# Short task
In the entries, find all lines that hold the word "come" and copy them.

── Record set

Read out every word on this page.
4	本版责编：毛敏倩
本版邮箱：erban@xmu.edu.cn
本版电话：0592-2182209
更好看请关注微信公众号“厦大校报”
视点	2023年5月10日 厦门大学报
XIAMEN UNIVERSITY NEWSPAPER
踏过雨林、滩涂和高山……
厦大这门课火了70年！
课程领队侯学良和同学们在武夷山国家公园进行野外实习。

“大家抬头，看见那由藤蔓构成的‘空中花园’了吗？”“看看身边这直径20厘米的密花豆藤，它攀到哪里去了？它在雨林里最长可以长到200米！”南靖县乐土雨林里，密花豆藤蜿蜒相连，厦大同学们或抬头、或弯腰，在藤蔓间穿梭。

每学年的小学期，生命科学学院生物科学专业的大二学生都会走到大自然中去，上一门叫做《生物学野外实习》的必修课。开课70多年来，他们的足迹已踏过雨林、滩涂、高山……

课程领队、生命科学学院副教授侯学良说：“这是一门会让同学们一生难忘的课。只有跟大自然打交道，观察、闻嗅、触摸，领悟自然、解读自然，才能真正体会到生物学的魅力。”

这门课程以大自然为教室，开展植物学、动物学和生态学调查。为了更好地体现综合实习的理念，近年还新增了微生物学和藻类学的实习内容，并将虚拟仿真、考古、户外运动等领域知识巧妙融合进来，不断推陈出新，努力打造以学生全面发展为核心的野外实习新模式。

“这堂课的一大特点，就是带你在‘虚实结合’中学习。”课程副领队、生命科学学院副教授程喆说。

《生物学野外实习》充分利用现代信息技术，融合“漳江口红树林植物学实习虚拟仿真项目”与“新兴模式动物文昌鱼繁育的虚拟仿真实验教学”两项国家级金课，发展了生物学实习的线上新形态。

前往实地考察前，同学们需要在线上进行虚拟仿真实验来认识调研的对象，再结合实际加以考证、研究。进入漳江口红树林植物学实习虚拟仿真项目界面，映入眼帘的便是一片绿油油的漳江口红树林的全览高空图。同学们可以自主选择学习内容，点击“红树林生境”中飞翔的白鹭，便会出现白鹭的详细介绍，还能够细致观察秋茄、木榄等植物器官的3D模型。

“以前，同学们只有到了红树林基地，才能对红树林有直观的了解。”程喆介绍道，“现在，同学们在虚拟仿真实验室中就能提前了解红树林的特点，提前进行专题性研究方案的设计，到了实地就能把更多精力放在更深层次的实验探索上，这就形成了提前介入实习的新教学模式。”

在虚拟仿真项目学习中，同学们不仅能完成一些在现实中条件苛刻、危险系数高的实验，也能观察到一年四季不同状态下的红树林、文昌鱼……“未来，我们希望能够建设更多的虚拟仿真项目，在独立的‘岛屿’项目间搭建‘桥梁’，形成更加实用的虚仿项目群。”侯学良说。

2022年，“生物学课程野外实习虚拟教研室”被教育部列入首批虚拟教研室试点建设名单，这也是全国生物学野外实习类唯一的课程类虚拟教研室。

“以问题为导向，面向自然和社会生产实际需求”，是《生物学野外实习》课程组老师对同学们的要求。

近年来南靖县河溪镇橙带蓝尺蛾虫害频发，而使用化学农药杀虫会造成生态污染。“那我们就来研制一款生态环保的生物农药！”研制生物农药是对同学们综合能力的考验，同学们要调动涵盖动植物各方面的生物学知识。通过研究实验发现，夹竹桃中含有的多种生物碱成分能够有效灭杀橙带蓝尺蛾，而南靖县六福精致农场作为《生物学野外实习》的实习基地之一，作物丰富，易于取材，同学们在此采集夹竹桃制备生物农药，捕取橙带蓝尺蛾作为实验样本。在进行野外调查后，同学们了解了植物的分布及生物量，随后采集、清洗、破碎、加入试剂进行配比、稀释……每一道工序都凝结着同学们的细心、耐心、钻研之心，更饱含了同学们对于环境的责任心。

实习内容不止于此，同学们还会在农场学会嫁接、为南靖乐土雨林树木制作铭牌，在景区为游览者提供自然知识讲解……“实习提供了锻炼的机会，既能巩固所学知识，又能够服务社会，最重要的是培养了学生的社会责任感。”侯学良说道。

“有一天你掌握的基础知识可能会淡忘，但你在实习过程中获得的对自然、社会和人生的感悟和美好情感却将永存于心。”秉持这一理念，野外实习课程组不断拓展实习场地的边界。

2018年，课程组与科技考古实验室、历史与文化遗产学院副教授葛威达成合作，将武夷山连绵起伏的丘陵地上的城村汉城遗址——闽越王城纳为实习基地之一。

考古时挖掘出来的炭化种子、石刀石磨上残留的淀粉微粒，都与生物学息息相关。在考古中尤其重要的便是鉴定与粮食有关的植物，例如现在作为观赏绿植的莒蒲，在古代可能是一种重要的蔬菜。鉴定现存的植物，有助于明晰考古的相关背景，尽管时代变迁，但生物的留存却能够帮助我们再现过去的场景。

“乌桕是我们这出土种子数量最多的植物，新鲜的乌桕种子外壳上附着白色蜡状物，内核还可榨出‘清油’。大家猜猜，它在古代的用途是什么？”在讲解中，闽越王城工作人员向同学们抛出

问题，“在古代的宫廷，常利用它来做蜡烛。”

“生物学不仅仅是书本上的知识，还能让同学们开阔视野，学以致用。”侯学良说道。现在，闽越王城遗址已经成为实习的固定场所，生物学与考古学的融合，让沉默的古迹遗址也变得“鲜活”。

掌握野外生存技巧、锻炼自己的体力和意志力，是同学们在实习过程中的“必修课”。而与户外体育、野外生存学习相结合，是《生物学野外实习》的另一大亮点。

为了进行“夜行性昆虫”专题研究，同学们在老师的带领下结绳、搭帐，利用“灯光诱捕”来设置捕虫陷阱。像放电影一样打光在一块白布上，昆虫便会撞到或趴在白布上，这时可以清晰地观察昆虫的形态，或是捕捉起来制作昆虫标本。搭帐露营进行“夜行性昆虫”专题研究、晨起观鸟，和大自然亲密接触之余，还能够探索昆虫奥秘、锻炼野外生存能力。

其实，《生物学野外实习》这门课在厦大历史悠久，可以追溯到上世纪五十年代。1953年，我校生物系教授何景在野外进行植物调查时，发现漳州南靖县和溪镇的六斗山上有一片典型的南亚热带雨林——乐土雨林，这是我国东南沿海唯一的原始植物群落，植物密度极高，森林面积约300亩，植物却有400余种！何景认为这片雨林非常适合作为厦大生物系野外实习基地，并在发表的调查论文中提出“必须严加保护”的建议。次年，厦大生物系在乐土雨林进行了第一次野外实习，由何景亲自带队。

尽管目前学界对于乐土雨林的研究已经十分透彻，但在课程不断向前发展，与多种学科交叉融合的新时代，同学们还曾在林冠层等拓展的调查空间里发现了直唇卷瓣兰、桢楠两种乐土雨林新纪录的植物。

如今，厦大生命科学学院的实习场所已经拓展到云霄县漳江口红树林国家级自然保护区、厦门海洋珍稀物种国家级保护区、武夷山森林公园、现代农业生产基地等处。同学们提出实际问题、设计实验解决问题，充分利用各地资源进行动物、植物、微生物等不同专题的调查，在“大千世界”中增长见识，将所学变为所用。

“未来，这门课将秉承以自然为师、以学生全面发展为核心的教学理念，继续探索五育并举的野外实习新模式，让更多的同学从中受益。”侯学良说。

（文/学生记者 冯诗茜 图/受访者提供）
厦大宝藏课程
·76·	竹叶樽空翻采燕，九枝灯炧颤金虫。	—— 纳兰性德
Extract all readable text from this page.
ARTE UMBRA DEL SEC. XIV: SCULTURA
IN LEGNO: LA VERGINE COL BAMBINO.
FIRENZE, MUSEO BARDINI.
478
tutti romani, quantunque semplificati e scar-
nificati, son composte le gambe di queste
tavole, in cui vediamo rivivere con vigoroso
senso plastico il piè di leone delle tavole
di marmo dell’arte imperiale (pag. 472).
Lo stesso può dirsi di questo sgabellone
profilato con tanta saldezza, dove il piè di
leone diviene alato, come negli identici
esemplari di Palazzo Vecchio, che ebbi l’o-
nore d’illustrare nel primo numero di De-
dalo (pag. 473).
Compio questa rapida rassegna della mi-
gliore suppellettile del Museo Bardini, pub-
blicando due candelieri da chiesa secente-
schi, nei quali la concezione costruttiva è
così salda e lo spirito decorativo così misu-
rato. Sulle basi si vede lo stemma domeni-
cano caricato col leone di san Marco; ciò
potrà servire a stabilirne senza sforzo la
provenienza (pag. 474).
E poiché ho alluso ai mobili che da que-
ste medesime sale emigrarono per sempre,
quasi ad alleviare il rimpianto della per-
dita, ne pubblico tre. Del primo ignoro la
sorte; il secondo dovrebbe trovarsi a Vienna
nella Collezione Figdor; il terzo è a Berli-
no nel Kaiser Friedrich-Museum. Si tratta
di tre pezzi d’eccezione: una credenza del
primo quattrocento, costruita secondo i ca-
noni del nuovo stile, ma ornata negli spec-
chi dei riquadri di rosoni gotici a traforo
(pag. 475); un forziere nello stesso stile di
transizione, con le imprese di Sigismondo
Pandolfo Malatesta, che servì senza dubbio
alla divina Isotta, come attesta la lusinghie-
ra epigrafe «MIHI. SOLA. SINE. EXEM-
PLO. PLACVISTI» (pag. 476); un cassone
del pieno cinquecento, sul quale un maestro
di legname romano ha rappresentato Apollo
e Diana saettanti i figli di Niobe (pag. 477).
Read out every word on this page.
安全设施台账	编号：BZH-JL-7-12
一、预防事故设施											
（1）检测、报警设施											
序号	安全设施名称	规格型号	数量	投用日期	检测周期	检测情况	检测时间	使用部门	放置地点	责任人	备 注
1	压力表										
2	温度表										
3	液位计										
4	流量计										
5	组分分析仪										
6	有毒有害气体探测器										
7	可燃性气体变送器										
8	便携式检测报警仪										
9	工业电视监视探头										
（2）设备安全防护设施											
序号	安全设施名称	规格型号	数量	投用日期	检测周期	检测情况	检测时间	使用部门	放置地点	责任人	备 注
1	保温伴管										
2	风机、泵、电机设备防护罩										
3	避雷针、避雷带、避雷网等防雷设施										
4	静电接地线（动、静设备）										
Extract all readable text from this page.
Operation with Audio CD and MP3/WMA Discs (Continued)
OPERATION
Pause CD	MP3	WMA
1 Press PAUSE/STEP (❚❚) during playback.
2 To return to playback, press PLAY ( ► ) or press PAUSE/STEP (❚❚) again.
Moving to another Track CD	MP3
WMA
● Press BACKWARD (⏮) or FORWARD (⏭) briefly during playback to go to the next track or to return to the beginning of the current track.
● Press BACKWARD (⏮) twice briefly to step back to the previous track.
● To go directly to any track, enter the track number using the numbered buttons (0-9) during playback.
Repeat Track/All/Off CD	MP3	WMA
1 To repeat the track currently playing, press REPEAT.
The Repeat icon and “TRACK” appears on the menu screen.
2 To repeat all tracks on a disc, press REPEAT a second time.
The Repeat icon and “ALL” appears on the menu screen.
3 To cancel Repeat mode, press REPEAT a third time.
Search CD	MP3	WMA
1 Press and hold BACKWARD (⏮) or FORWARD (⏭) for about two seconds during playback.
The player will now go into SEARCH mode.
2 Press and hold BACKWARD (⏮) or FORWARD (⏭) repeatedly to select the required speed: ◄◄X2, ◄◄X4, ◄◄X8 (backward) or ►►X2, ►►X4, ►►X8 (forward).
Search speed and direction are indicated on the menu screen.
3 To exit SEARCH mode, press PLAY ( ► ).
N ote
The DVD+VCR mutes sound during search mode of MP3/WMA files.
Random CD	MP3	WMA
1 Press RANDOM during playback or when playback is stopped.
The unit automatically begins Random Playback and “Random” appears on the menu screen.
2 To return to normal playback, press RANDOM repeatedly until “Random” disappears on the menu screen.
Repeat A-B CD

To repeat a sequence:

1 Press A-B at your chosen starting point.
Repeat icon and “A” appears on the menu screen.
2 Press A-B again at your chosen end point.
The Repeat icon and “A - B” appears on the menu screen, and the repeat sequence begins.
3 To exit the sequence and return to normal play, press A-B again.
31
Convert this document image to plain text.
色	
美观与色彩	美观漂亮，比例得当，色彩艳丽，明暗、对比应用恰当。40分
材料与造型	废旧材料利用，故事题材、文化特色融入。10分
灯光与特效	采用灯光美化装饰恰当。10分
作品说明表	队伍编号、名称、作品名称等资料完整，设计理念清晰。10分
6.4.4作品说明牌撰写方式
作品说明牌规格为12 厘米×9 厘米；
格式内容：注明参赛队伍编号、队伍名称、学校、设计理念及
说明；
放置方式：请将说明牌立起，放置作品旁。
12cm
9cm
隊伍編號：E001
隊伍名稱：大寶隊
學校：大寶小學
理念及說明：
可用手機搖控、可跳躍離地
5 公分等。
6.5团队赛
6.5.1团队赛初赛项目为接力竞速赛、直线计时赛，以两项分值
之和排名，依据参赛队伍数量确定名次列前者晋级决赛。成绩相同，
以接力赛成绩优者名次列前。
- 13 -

────

# Task response
leone diviene alato, come negli identici
alla divina Isotta, come attesta la lusinghie-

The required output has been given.